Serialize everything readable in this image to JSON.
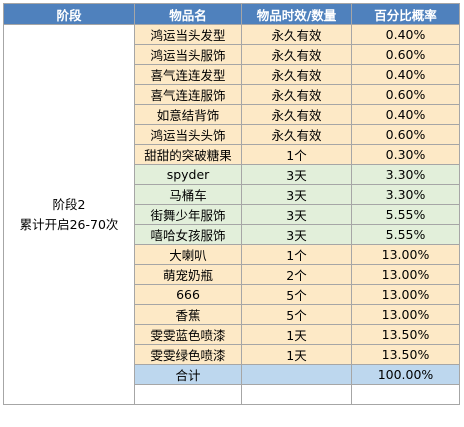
{
  "header": {
    "stage": "阶段",
    "item": "物品名",
    "duration": "物品时效/数量",
    "probability": "百分比概率"
  },
  "stage_cell": {
    "line1": "阶段2",
    "line2": "累计开启26-70次"
  },
  "rows": [
    {
      "item": "鸿运当头发型",
      "duration": "永久有效",
      "probability": "0.40%"
    },
    {
      "item": "鸿运当头服饰",
      "duration": "永久有效",
      "probability": "0.60%"
    },
    {
      "item": "喜气连连发型",
      "duration": "永久有效",
      "probability": "0.40%"
    },
    {
      "item": "喜气连连服饰",
      "duration": "永久有效",
      "probability": "0.60%"
    },
    {
      "item": "如意结背饰",
      "duration": "永久有效",
      "probability": "0.40%"
    },
    {
      "item": "鸿运当头头饰",
      "duration": "永久有效",
      "probability": "0.60%"
    },
    {
      "item": "甜甜的突破糖果",
      "duration": "1个",
      "probability": "0.30%"
    },
    {
      "item": "spyder",
      "duration": "3天",
      "probability": "3.30%"
    },
    {
      "item": "马桶车",
      "duration": "3天",
      "probability": "3.30%"
    },
    {
      "item": "街舞少年服饰",
      "duration": "3天",
      "probability": "5.55%"
    },
    {
      "item": "嘻哈女孩服饰",
      "duration": "3天",
      "probability": "5.55%"
    },
    {
      "item": "大喇叭",
      "duration": "1个",
      "probability": "13.00%"
    },
    {
      "item": "萌宠奶瓶",
      "duration": "2个",
      "probability": "13.00%"
    },
    {
      "item": "666",
      "duration": "5个",
      "probability": "13.00%"
    },
    {
      "item": "香蕉",
      "duration": "5个",
      "probability": "13.00%"
    },
    {
      "item": "雯雯蓝色喷漆",
      "duration": "1天",
      "probability": "13.50%"
    },
    {
      "item": "雯雯绿色喷漆",
      "duration": "1天",
      "probability": "13.50%"
    }
  ],
  "total": {
    "label": "合计",
    "duration": "",
    "probability": "100.00%"
  },
  "colors": {
    "header": "#4f81bd",
    "orange_rows": "#fde9c6",
    "green_rows": "#e2efda",
    "total_row": "#bdd7ee",
    "border": "#a6a6a6"
  }
}
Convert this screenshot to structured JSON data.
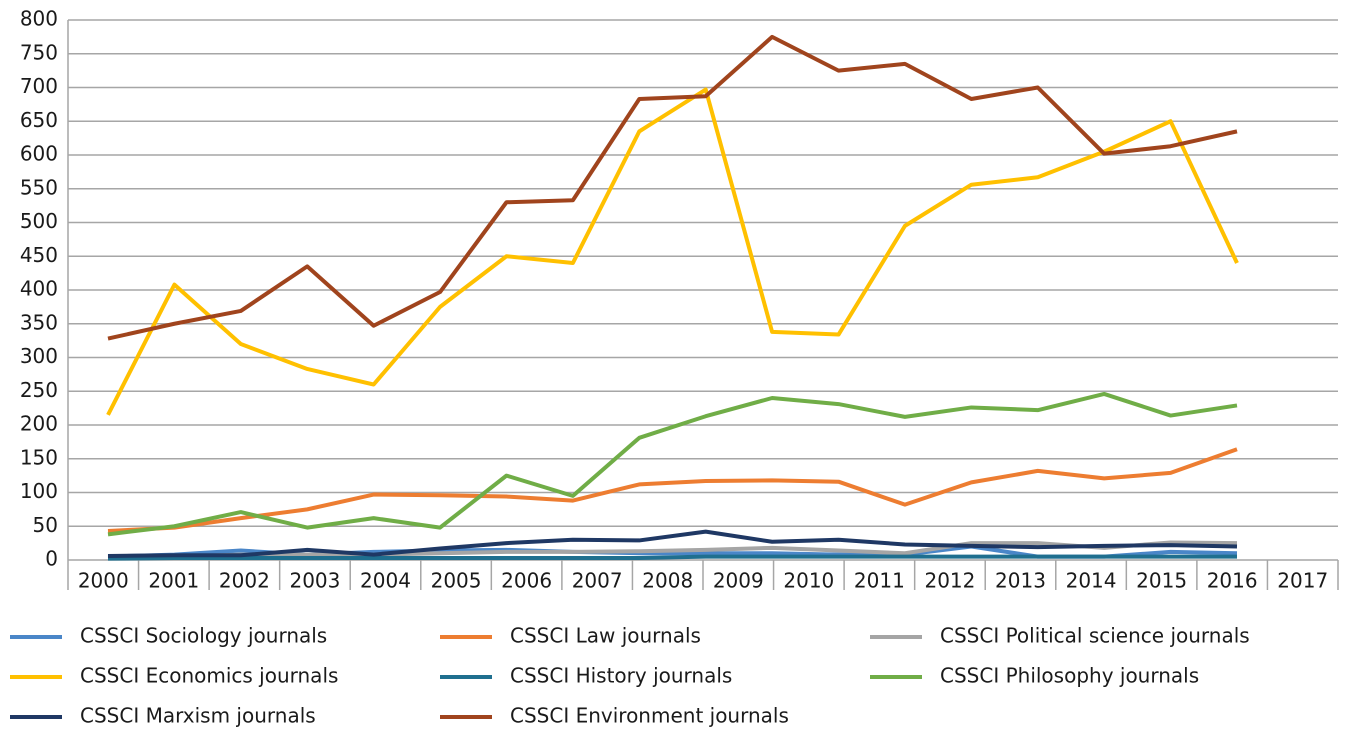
{
  "chart_data": {
    "type": "line",
    "categories": [
      "2000",
      "2001",
      "2002",
      "2003",
      "2004",
      "2005",
      "2006",
      "2007",
      "2008",
      "2009",
      "2010",
      "2011",
      "2012",
      "2013",
      "2014",
      "2015",
      "2016",
      "2017"
    ],
    "ylim": [
      0,
      800
    ],
    "yticks": [
      0,
      50,
      100,
      150,
      200,
      250,
      300,
      350,
      400,
      450,
      500,
      550,
      600,
      650,
      700,
      750,
      800
    ],
    "grid": true,
    "series": [
      {
        "name": "CSSCI Sociology journals",
        "color": "#4a86c8",
        "values": [
          5,
          8,
          14,
          8,
          12,
          14,
          15,
          12,
          10,
          10,
          10,
          8,
          8,
          20,
          5,
          5,
          12,
          10
        ]
      },
      {
        "name": "CSSCI Law journals",
        "color": "#ed7d31",
        "values": [
          43,
          48,
          62,
          75,
          97,
          96,
          94,
          88,
          112,
          117,
          118,
          116,
          82,
          115,
          132,
          121,
          129,
          164
        ]
      },
      {
        "name": "CSSCI Political science journals",
        "color": "#a5a5a5",
        "values": [
          3,
          5,
          8,
          8,
          8,
          10,
          12,
          12,
          13,
          15,
          18,
          14,
          10,
          25,
          25,
          18,
          26,
          25
        ]
      },
      {
        "name": "CSSCI Economics journals",
        "color": "#ffc000",
        "values": [
          215,
          408,
          320,
          283,
          260,
          375,
          450,
          440,
          635,
          697,
          338,
          334,
          495,
          556,
          567,
          605,
          650,
          440
        ]
      },
      {
        "name": "CSSCI History journals",
        "color": "#1f6f8f",
        "values": [
          2,
          3,
          3,
          3,
          3,
          3,
          3,
          3,
          3,
          5,
          5,
          5,
          5,
          5,
          5,
          5,
          5,
          5
        ]
      },
      {
        "name": "CSSCI Philosophy journals",
        "color": "#70ad47",
        "values": [
          38,
          50,
          71,
          48,
          62,
          48,
          125,
          95,
          181,
          213,
          240,
          231,
          212,
          226,
          222,
          246,
          214,
          229
        ]
      },
      {
        "name": "CSSCI Marxism journals",
        "color": "#1f3864",
        "values": [
          6,
          7,
          7,
          15,
          8,
          17,
          25,
          30,
          29,
          42,
          27,
          30,
          23,
          21,
          19,
          21,
          22,
          20
        ]
      },
      {
        "name": "CSSCI Environment journals",
        "color": "#a0441d",
        "values": [
          328,
          350,
          369,
          435,
          347,
          397,
          530,
          533,
          683,
          687,
          775,
          725,
          735,
          683,
          700,
          602,
          613,
          635
        ]
      }
    ]
  }
}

**TASK REQUIREMENTS**
The listing above must be printed again exactly, minus its pictures.

**RESPONSE**
Serialize everything readable in this image to JSON.
{
  "header": {
    "stage": "阶段",
    "item": "物品名",
    "duration": "物品时效/数量",
    "probability": "百分比概率"
  },
  "stage_cell": {
    "line1": "阶段2",
    "line2": "累计开启26-70次"
  },
  "rows": [
    {
      "item": "鸿运当头发型",
      "duration": "永久有效",
      "probability": "0.40%"
    },
    {
      "item": "鸿运当头服饰",
      "duration": "永久有效",
      "probability": "0.60%"
    },
    {
      "item": "喜气连连发型",
      "duration": "永久有效",
      "probability": "0.40%"
    },
    {
      "item": "喜气连连服饰",
      "duration": "永久有效",
      "probability": "0.60%"
    },
    {
      "item": "如意结背饰",
      "duration": "永久有效",
      "probability": "0.40%"
    },
    {
      "item": "鸿运当头头饰",
      "duration": "永久有效",
      "probability": "0.60%"
    },
    {
      "item": "甜甜的突破糖果",
      "duration": "1个",
      "probability": "0.30%"
    },
    {
      "item": "spyder",
      "duration": "3天",
      "probability": "3.30%"
    },
    {
      "item": "马桶车",
      "duration": "3天",
      "probability": "3.30%"
    },
    {
      "item": "街舞少年服饰",
      "duration": "3天",
      "probability": "5.55%"
    },
    {
      "item": "嘻哈女孩服饰",
      "duration": "3天",
      "probability": "5.55%"
    },
    {
      "item": "大喇叭",
      "duration": "1个",
      "probability": "13.00%"
    },
    {
      "item": "萌宠奶瓶",
      "duration": "2个",
      "probability": "13.00%"
    },
    {
      "item": "666",
      "duration": "5个",
      "probability": "13.00%"
    },
    {
      "item": "香蕉",
      "duration": "5个",
      "probability": "13.00%"
    },
    {
      "item": "雯雯蓝色喷漆",
      "duration": "1天",
      "probability": "13.50%"
    },
    {
      "item": "雯雯绿色喷漆",
      "duration": "1天",
      "probability": "13.50%"
    }
  ],
  "total": {
    "label": "合计",
    "duration": "",
    "probability": "100.00%"
  },
  "colors": {
    "header": "#4f81bd",
    "orange_rows": "#fde9c6",
    "green_rows": "#e2efda",
    "total_row": "#bdd7ee",
    "border": "#a6a6a6"
  }
}
Convert this screenshot to structured JSON data.
{
  "chart_data": {
    "type": "line",
    "categories": [
      "2000",
      "2001",
      "2002",
      "2003",
      "2004",
      "2005",
      "2006",
      "2007",
      "2008",
      "2009",
      "2010",
      "2011",
      "2012",
      "2013",
      "2014",
      "2015",
      "2016",
      "2017"
    ],
    "ylim": [
      0,
      800
    ],
    "yticks": [
      0,
      50,
      100,
      150,
      200,
      250,
      300,
      350,
      400,
      450,
      500,
      550,
      600,
      650,
      700,
      750,
      800
    ],
    "grid": true,
    "series": [
      {
        "name": "CSSCI Sociology journals",
        "color": "#4a86c8",
        "values": [
          5,
          8,
          14,
          8,
          12,
          14,
          15,
          12,
          10,
          10,
          10,
          8,
          8,
          20,
          5,
          5,
          12,
          10
        ]
      },
      {
        "name": "CSSCI Law journals",
        "color": "#ed7d31",
        "values": [
          43,
          48,
          62,
          75,
          97,
          96,
          94,
          88,
          112,
          117,
          118,
          116,
          82,
          115,
          132,
          121,
          129,
          164
        ]
      },
      {
        "name": "CSSCI Political science journals",
        "color": "#a5a5a5",
        "values": [
          3,
          5,
          8,
          8,
          8,
          10,
          12,
          12,
          13,
          15,
          18,
          14,
          10,
          25,
          25,
          18,
          26,
          25
        ]
      },
      {
        "name": "CSSCI Economics journals",
        "color": "#ffc000",
        "values": [
          215,
          408,
          320,
          283,
          260,
          375,
          450,
          440,
          635,
          697,
          338,
          334,
          495,
          556,
          567,
          605,
          650,
          440
        ]
      },
      {
        "name": "CSSCI History journals",
        "color": "#1f6f8f",
        "values": [
          2,
          3,
          3,
          3,
          3,
          3,
          3,
          3,
          3,
          5,
          5,
          5,
          5,
          5,
          5,
          5,
          5,
          5
        ]
      },
      {
        "name": "CSSCI Philosophy journals",
        "color": "#70ad47",
        "values": [
          38,
          50,
          71,
          48,
          62,
          48,
          125,
          95,
          181,
          213,
          240,
          231,
          212,
          226,
          222,
          246,
          214,
          229
        ]
      },
      {
        "name": "CSSCI Marxism journals",
        "color": "#1f3864",
        "values": [
          6,
          7,
          7,
          15,
          8,
          17,
          25,
          30,
          29,
          42,
          27,
          30,
          23,
          21,
          19,
          21,
          22,
          20
        ]
      },
      {
        "name": "CSSCI Environment journals",
        "color": "#a0441d",
        "values": [
          328,
          350,
          369,
          435,
          347,
          397,
          530,
          533,
          683,
          687,
          775,
          725,
          735,
          683,
          700,
          602,
          613,
          635
        ]
      }
    ]
  }
}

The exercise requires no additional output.